Problem requirements: Images are to be omitted, and the rest of the records reproduced exactly.

Supplied entries:
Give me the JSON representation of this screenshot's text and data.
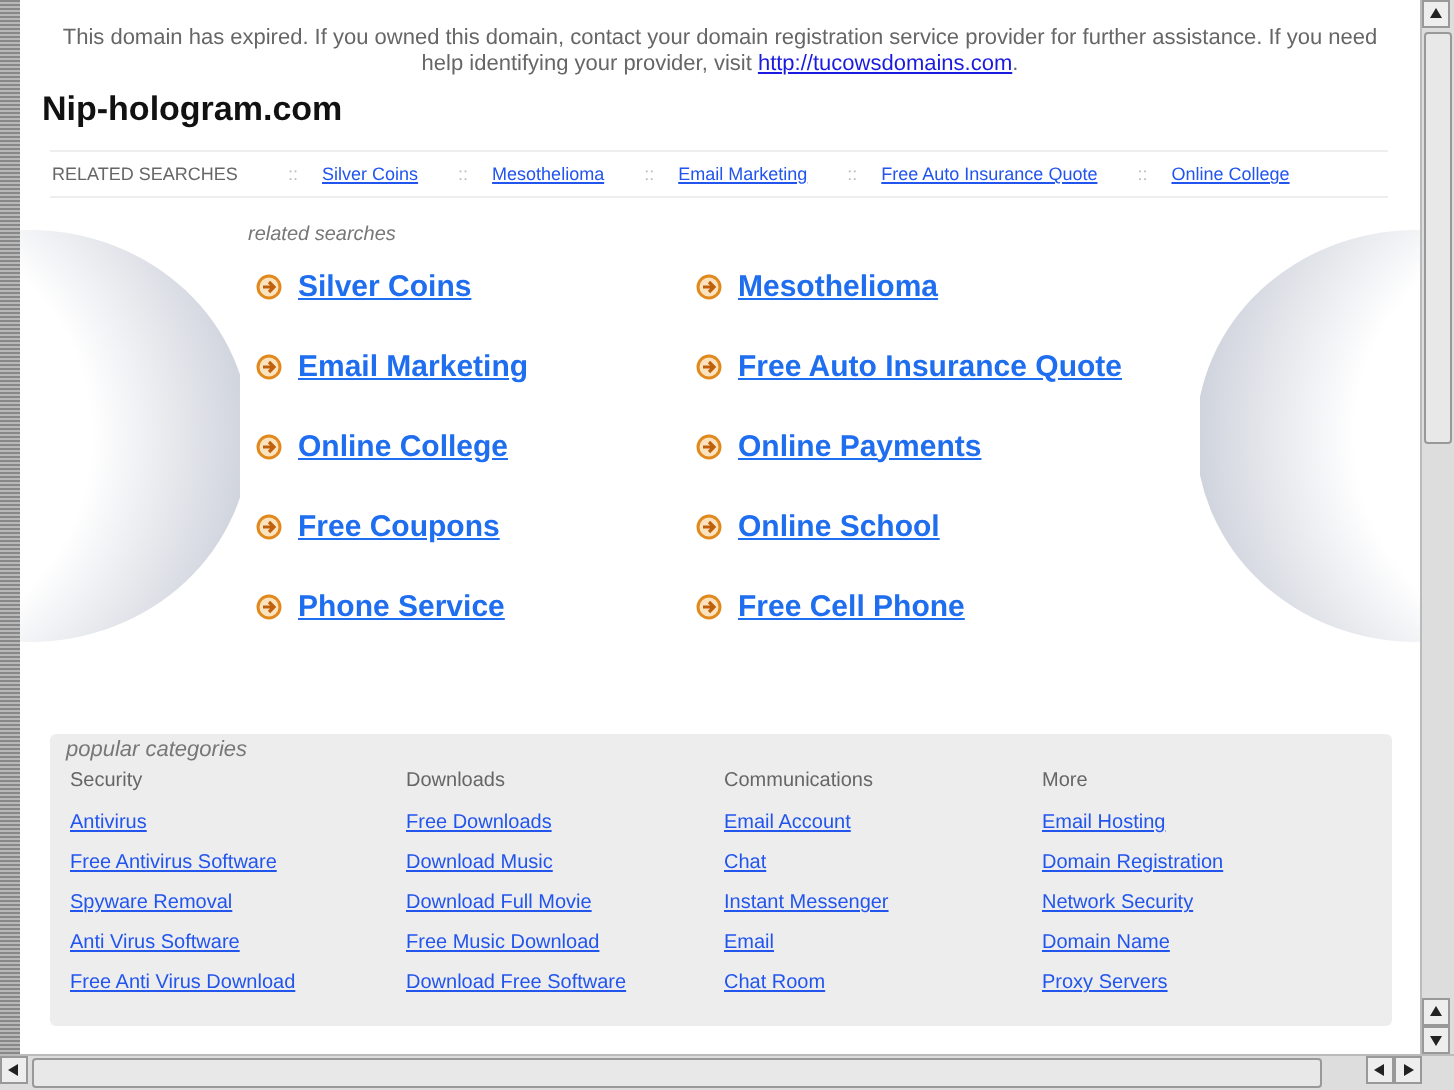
{
  "notice": {
    "text": "This domain has expired. If you owned this domain, contact your domain registration service provider for further assistance. If you need help identifying your provider, visit",
    "link": "http://tucowsdomains.com",
    "end": "."
  },
  "site_title": "Nip-hologram.com",
  "related_bar": {
    "label": "RELATED SEARCHES",
    "separator": "::",
    "links": [
      "Silver Coins",
      "Mesothelioma",
      "Email Marketing",
      "Free Auto Insurance Quote",
      "Online College"
    ]
  },
  "related_searches": {
    "heading": "related searches",
    "links": [
      "Silver Coins",
      "Mesothelioma",
      "Email Marketing",
      "Free Auto Insurance Quote",
      "Online College",
      "Online Payments",
      "Free Coupons",
      "Online School",
      "Phone Service",
      "Free Cell Phone"
    ]
  },
  "popular_categories": {
    "heading": "popular categories",
    "columns": [
      {
        "title": "Security",
        "links": [
          "Antivirus",
          "Free Antivirus Software",
          "Spyware Removal",
          "Anti Virus Software",
          "Free Anti Virus Download"
        ]
      },
      {
        "title": "Downloads",
        "links": [
          "Free Downloads",
          "Download Music",
          "Download Full Movie",
          "Free Music Download",
          "Download Free Software"
        ]
      },
      {
        "title": "Communications",
        "links": [
          "Email Account",
          "Chat",
          "Instant Messenger",
          "Email",
          "Chat Room"
        ]
      },
      {
        "title": "More",
        "links": [
          "Email Hosting",
          "Domain Registration",
          "Network Security",
          "Domain Name",
          "Proxy Servers"
        ]
      }
    ]
  }
}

Response area:
Give me the JSON representation of this screenshot's text and data.
{
  "notice": {
    "text": "This domain has expired. If you owned this domain, contact your domain registration service provider for further assistance. If you need help identifying your provider, visit",
    "link": "http://tucowsdomains.com",
    "end": "."
  },
  "site_title": "Nip-hologram.com",
  "related_bar": {
    "label": "RELATED SEARCHES",
    "separator": "::",
    "links": [
      "Silver Coins",
      "Mesothelioma",
      "Email Marketing",
      "Free Auto Insurance Quote",
      "Online College"
    ]
  },
  "related_searches": {
    "heading": "related searches",
    "links": [
      "Silver Coins",
      "Mesothelioma",
      "Email Marketing",
      "Free Auto Insurance Quote",
      "Online College",
      "Online Payments",
      "Free Coupons",
      "Online School",
      "Phone Service",
      "Free Cell Phone"
    ]
  },
  "popular_categories": {
    "heading": "popular categories",
    "columns": [
      {
        "title": "Security",
        "links": [
          "Antivirus",
          "Free Antivirus Software",
          "Spyware Removal",
          "Anti Virus Software",
          "Free Anti Virus Download"
        ]
      },
      {
        "title": "Downloads",
        "links": [
          "Free Downloads",
          "Download Music",
          "Download Full Movie",
          "Free Music Download",
          "Download Free Software"
        ]
      },
      {
        "title": "Communications",
        "links": [
          "Email Account",
          "Chat",
          "Instant Messenger",
          "Email",
          "Chat Room"
        ]
      },
      {
        "title": "More",
        "links": [
          "Email Hosting",
          "Domain Registration",
          "Network Security",
          "Domain Name",
          "Proxy Servers"
        ]
      }
    ]
  }
}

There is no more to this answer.